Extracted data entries

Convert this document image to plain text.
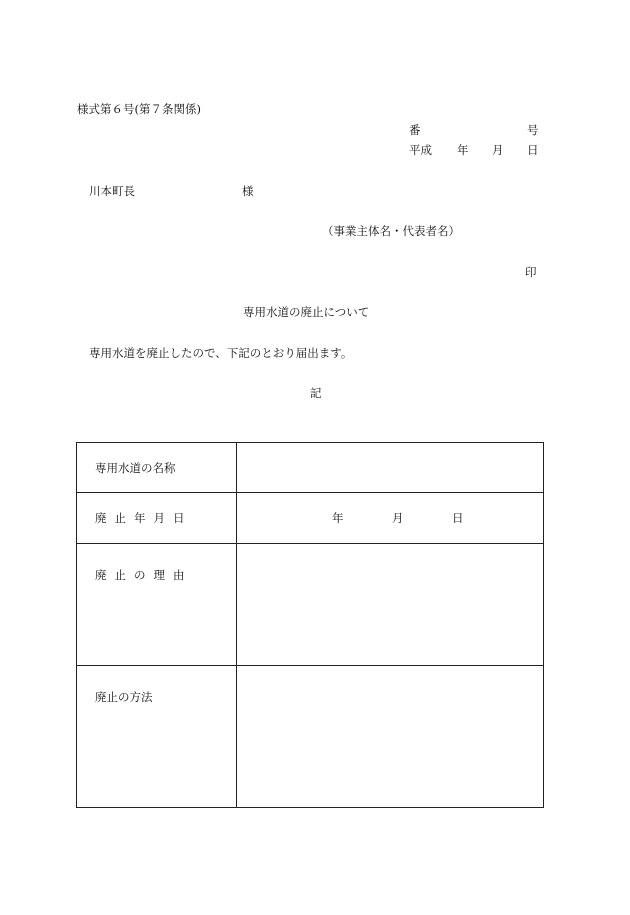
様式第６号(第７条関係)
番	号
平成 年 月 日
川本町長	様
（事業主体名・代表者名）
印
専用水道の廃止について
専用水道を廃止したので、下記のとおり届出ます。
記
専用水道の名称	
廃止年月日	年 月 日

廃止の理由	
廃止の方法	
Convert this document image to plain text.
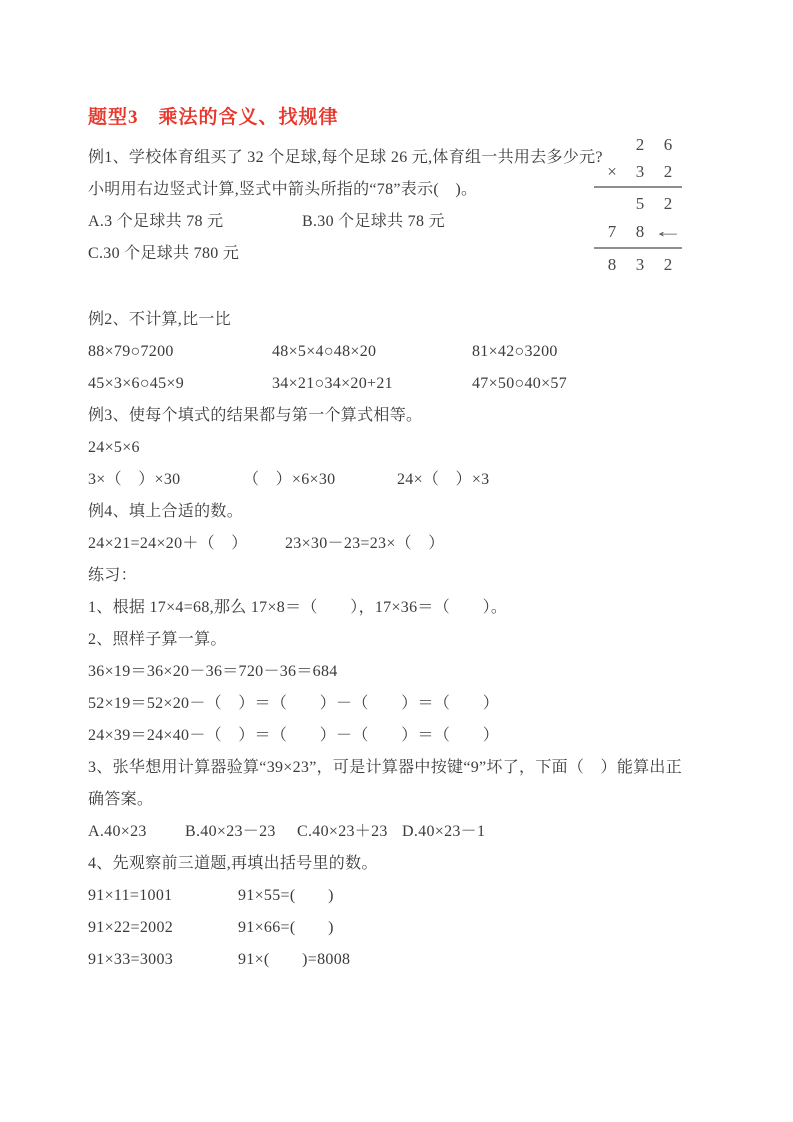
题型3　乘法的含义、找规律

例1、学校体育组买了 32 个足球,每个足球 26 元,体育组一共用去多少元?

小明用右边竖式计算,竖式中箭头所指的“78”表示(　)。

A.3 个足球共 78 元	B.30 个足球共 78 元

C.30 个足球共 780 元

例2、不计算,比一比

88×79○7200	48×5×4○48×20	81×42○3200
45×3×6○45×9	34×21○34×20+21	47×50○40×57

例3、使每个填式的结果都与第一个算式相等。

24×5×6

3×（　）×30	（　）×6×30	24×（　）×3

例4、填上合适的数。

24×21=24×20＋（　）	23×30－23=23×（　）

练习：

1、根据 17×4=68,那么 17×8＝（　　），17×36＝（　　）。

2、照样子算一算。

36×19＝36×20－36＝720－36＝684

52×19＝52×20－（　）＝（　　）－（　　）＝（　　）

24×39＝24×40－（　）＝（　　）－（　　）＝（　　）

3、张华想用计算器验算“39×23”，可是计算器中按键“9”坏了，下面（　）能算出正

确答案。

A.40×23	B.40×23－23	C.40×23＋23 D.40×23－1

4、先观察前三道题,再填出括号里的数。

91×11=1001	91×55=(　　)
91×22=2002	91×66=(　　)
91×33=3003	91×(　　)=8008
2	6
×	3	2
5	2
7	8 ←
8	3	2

- [What you have to do]: Take the data above and repeat it exactly, leaving each picture out.

- [Solution to the problem]:
Convert this document image to plain text.
様式第６号(第７条関係)
番	号
平成 年 月 日
川本町長	様
（事業主体名・代表者名）
印
専用水道の廃止について
専用水道を廃止したので、下記のとおり届出ます。
記
専用水道の名称	
廃止年月日	年 月 日

廃止の理由	
廃止の方法	
Convert this document image to plain text.
题型3　乘法的含义、找规律

例1、学校体育组买了 32 个足球,每个足球 26 元,体育组一共用去多少元?

小明用右边竖式计算,竖式中箭头所指的“78”表示(　)。

A.3 个足球共 78 元	B.30 个足球共 78 元

C.30 个足球共 780 元

例2、不计算,比一比

88×79○7200	48×5×4○48×20	81×42○3200
45×3×6○45×9	34×21○34×20+21	47×50○40×57

例3、使每个填式的结果都与第一个算式相等。

24×5×6

3×（　）×30	（　）×6×30	24×（　）×3

例4、填上合适的数。

24×21=24×20＋（　）	23×30－23=23×（　）

练习：

1、根据 17×4=68,那么 17×8＝（　　），17×36＝（　　）。

2、照样子算一算。

36×19＝36×20－36＝720－36＝684

52×19＝52×20－（　）＝（　　）－（　　）＝（　　）

24×39＝24×40－（　）＝（　　）－（　　）＝（　　）

3、张华想用计算器验算“39×23”，可是计算器中按键“9”坏了，下面（　）能算出正

确答案。

A.40×23	B.40×23－23	C.40×23＋23 D.40×23－1

4、先观察前三道题,再填出括号里的数。

91×11=1001	91×55=(　　)
91×22=2002	91×66=(　　)
91×33=3003	91×(　　)=8008
2	6
×	3	2
5	2
7	8 ←
8	3	2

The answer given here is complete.